Short problem. Quote every line of the material beneath this one.

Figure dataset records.

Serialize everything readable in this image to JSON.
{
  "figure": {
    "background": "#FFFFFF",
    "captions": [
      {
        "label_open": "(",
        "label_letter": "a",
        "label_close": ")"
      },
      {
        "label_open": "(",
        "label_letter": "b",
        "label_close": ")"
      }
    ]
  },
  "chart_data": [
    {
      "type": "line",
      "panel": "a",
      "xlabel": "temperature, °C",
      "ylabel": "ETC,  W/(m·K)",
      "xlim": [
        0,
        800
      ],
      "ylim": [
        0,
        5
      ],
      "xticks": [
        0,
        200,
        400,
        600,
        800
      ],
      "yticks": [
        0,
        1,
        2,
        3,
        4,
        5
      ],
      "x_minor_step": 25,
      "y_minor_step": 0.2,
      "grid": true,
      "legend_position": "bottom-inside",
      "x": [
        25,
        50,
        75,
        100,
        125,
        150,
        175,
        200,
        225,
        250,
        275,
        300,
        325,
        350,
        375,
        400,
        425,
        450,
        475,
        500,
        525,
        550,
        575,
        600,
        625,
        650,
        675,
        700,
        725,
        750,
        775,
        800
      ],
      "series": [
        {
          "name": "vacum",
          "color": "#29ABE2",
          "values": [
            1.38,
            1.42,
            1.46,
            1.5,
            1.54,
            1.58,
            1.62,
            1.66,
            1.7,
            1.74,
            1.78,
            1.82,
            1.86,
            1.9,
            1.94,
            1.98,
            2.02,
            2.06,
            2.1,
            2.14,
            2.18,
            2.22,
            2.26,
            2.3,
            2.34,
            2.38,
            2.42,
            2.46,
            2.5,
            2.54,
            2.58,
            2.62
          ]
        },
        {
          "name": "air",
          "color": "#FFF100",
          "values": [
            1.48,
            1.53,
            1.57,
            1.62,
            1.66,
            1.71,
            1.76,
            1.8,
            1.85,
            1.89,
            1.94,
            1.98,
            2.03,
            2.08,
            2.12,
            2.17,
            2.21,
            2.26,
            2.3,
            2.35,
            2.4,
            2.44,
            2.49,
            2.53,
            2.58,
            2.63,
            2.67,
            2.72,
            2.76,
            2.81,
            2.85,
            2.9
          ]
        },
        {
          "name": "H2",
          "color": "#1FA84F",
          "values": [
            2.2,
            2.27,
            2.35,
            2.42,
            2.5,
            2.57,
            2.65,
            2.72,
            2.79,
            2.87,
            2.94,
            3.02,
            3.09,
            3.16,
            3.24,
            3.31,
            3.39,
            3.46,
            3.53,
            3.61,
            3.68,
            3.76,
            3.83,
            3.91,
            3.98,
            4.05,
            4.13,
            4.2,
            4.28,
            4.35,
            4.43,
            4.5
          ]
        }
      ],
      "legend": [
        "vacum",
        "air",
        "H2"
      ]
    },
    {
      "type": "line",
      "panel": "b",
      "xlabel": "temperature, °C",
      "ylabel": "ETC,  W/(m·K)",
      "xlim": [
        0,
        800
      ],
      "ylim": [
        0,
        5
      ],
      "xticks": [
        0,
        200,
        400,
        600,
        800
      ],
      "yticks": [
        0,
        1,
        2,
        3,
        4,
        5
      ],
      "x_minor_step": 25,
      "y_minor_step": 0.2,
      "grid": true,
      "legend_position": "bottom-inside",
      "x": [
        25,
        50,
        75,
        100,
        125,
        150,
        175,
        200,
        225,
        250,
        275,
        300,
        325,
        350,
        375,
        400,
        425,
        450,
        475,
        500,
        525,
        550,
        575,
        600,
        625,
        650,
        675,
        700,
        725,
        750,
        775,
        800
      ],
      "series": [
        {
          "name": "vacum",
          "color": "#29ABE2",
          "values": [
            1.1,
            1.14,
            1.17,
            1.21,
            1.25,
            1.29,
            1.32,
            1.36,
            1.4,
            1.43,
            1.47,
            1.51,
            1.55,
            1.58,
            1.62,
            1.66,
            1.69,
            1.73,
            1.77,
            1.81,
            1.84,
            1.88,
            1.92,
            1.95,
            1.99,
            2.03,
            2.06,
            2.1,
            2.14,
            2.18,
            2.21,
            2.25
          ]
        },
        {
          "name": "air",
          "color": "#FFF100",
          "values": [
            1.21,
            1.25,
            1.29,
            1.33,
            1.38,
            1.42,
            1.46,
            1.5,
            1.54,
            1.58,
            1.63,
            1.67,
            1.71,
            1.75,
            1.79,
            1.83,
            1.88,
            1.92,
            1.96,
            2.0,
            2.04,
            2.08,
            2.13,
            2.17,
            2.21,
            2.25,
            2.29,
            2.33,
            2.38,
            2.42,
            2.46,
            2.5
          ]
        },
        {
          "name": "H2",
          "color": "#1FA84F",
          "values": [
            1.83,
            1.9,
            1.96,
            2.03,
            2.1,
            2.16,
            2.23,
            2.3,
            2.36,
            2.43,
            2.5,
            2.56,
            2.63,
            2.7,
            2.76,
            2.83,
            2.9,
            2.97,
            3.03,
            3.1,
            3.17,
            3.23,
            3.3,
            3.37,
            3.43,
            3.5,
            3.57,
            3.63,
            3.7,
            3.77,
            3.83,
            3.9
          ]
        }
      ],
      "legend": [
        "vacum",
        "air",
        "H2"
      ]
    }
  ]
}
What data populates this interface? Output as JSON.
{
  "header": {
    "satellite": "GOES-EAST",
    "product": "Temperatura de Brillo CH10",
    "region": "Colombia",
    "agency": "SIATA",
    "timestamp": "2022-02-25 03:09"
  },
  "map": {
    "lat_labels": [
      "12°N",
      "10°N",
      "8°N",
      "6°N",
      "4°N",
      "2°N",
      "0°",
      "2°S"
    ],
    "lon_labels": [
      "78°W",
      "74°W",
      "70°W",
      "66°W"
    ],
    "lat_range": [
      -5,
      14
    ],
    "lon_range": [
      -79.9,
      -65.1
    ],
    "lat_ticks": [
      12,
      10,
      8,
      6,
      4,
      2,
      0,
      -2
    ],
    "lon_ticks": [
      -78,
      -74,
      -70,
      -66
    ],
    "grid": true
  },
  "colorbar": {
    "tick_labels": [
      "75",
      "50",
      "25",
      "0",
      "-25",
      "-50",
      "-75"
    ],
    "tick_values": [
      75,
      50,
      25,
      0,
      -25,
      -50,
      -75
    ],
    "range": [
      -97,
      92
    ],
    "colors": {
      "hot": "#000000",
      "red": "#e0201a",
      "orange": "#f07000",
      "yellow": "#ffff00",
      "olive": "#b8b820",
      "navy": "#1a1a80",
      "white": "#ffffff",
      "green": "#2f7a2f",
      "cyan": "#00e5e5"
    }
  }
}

Written response.
Serialize everything readable in this image to JSON.
{
  "figure": {
    "background": "#FFFFFF",
    "captions": [
      {
        "label_open": "(",
        "label_letter": "a",
        "label_close": ")"
      },
      {
        "label_open": "(",
        "label_letter": "b",
        "label_close": ")"
      }
    ]
  },
  "chart_data": [
    {
      "type": "line",
      "panel": "a",
      "xlabel": "temperature, °C",
      "ylabel": "ETC,  W/(m·K)",
      "xlim": [
        0,
        800
      ],
      "ylim": [
        0,
        5
      ],
      "xticks": [
        0,
        200,
        400,
        600,
        800
      ],
      "yticks": [
        0,
        1,
        2,
        3,
        4,
        5
      ],
      "x_minor_step": 25,
      "y_minor_step": 0.2,
      "grid": true,
      "legend_position": "bottom-inside",
      "x": [
        25,
        50,
        75,
        100,
        125,
        150,
        175,
        200,
        225,
        250,
        275,
        300,
        325,
        350,
        375,
        400,
        425,
        450,
        475,
        500,
        525,
        550,
        575,
        600,
        625,
        650,
        675,
        700,
        725,
        750,
        775,
        800
      ],
      "series": [
        {
          "name": "vacum",
          "color": "#29ABE2",
          "values": [
            1.38,
            1.42,
            1.46,
            1.5,
            1.54,
            1.58,
            1.62,
            1.66,
            1.7,
            1.74,
            1.78,
            1.82,
            1.86,
            1.9,
            1.94,
            1.98,
            2.02,
            2.06,
            2.1,
            2.14,
            2.18,
            2.22,
            2.26,
            2.3,
            2.34,
            2.38,
            2.42,
            2.46,
            2.5,
            2.54,
            2.58,
            2.62
          ]
        },
        {
          "name": "air",
          "color": "#FFF100",
          "values": [
            1.48,
            1.53,
            1.57,
            1.62,
            1.66,
            1.71,
            1.76,
            1.8,
            1.85,
            1.89,
            1.94,
            1.98,
            2.03,
            2.08,
            2.12,
            2.17,
            2.21,
            2.26,
            2.3,
            2.35,
            2.4,
            2.44,
            2.49,
            2.53,
            2.58,
            2.63,
            2.67,
            2.72,
            2.76,
            2.81,
            2.85,
            2.9
          ]
        },
        {
          "name": "H2",
          "color": "#1FA84F",
          "values": [
            2.2,
            2.27,
            2.35,
            2.42,
            2.5,
            2.57,
            2.65,
            2.72,
            2.79,
            2.87,
            2.94,
            3.02,
            3.09,
            3.16,
            3.24,
            3.31,
            3.39,
            3.46,
            3.53,
            3.61,
            3.68,
            3.76,
            3.83,
            3.91,
            3.98,
            4.05,
            4.13,
            4.2,
            4.28,
            4.35,
            4.43,
            4.5
          ]
        }
      ],
      "legend": [
        "vacum",
        "air",
        "H2"
      ]
    },
    {
      "type": "line",
      "panel": "b",
      "xlabel": "temperature, °C",
      "ylabel": "ETC,  W/(m·K)",
      "xlim": [
        0,
        800
      ],
      "ylim": [
        0,
        5
      ],
      "xticks": [
        0,
        200,
        400,
        600,
        800
      ],
      "yticks": [
        0,
        1,
        2,
        3,
        4,
        5
      ],
      "x_minor_step": 25,
      "y_minor_step": 0.2,
      "grid": true,
      "legend_position": "bottom-inside",
      "x": [
        25,
        50,
        75,
        100,
        125,
        150,
        175,
        200,
        225,
        250,
        275,
        300,
        325,
        350,
        375,
        400,
        425,
        450,
        475,
        500,
        525,
        550,
        575,
        600,
        625,
        650,
        675,
        700,
        725,
        750,
        775,
        800
      ],
      "series": [
        {
          "name": "vacum",
          "color": "#29ABE2",
          "values": [
            1.1,
            1.14,
            1.17,
            1.21,
            1.25,
            1.29,
            1.32,
            1.36,
            1.4,
            1.43,
            1.47,
            1.51,
            1.55,
            1.58,
            1.62,
            1.66,
            1.69,
            1.73,
            1.77,
            1.81,
            1.84,
            1.88,
            1.92,
            1.95,
            1.99,
            2.03,
            2.06,
            2.1,
            2.14,
            2.18,
            2.21,
            2.25
          ]
        },
        {
          "name": "air",
          "color": "#FFF100",
          "values": [
            1.21,
            1.25,
            1.29,
            1.33,
            1.38,
            1.42,
            1.46,
            1.5,
            1.54,
            1.58,
            1.63,
            1.67,
            1.71,
            1.75,
            1.79,
            1.83,
            1.88,
            1.92,
            1.96,
            2.0,
            2.04,
            2.08,
            2.13,
            2.17,
            2.21,
            2.25,
            2.29,
            2.33,
            2.38,
            2.42,
            2.46,
            2.5
          ]
        },
        {
          "name": "H2",
          "color": "#1FA84F",
          "values": [
            1.83,
            1.9,
            1.96,
            2.03,
            2.1,
            2.16,
            2.23,
            2.3,
            2.36,
            2.43,
            2.5,
            2.56,
            2.63,
            2.7,
            2.76,
            2.83,
            2.9,
            2.97,
            3.03,
            3.1,
            3.17,
            3.23,
            3.3,
            3.37,
            3.43,
            3.5,
            3.57,
            3.63,
            3.7,
            3.77,
            3.83,
            3.9
          ]
        }
      ],
      "legend": [
        "vacum",
        "air",
        "H2"
      ]
    }
  ]
}
What data populates this interface? Output as JSON.
{
  "header": {
    "satellite": "GOES-EAST",
    "product": "Temperatura de Brillo CH10",
    "region": "Colombia",
    "agency": "SIATA",
    "timestamp": "2022-02-25 03:09"
  },
  "map": {
    "lat_labels": [
      "12°N",
      "10°N",
      "8°N",
      "6°N",
      "4°N",
      "2°N",
      "0°",
      "2°S"
    ],
    "lon_labels": [
      "78°W",
      "74°W",
      "70°W",
      "66°W"
    ],
    "lat_range": [
      -5,
      14
    ],
    "lon_range": [
      -79.9,
      -65.1
    ],
    "lat_ticks": [
      12,
      10,
      8,
      6,
      4,
      2,
      0,
      -2
    ],
    "lon_ticks": [
      -78,
      -74,
      -70,
      -66
    ],
    "grid": true
  },
  "colorbar": {
    "tick_labels": [
      "75",
      "50",
      "25",
      "0",
      "-25",
      "-50",
      "-75"
    ],
    "tick_values": [
      75,
      50,
      25,
      0,
      -25,
      -50,
      -75
    ],
    "range": [
      -97,
      92
    ],
    "colors": {
      "hot": "#000000",
      "red": "#e0201a",
      "orange": "#f07000",
      "yellow": "#ffff00",
      "olive": "#b8b820",
      "navy": "#1a1a80",
      "white": "#ffffff",
      "green": "#2f7a2f",
      "cyan": "#00e5e5"
    }
  }
}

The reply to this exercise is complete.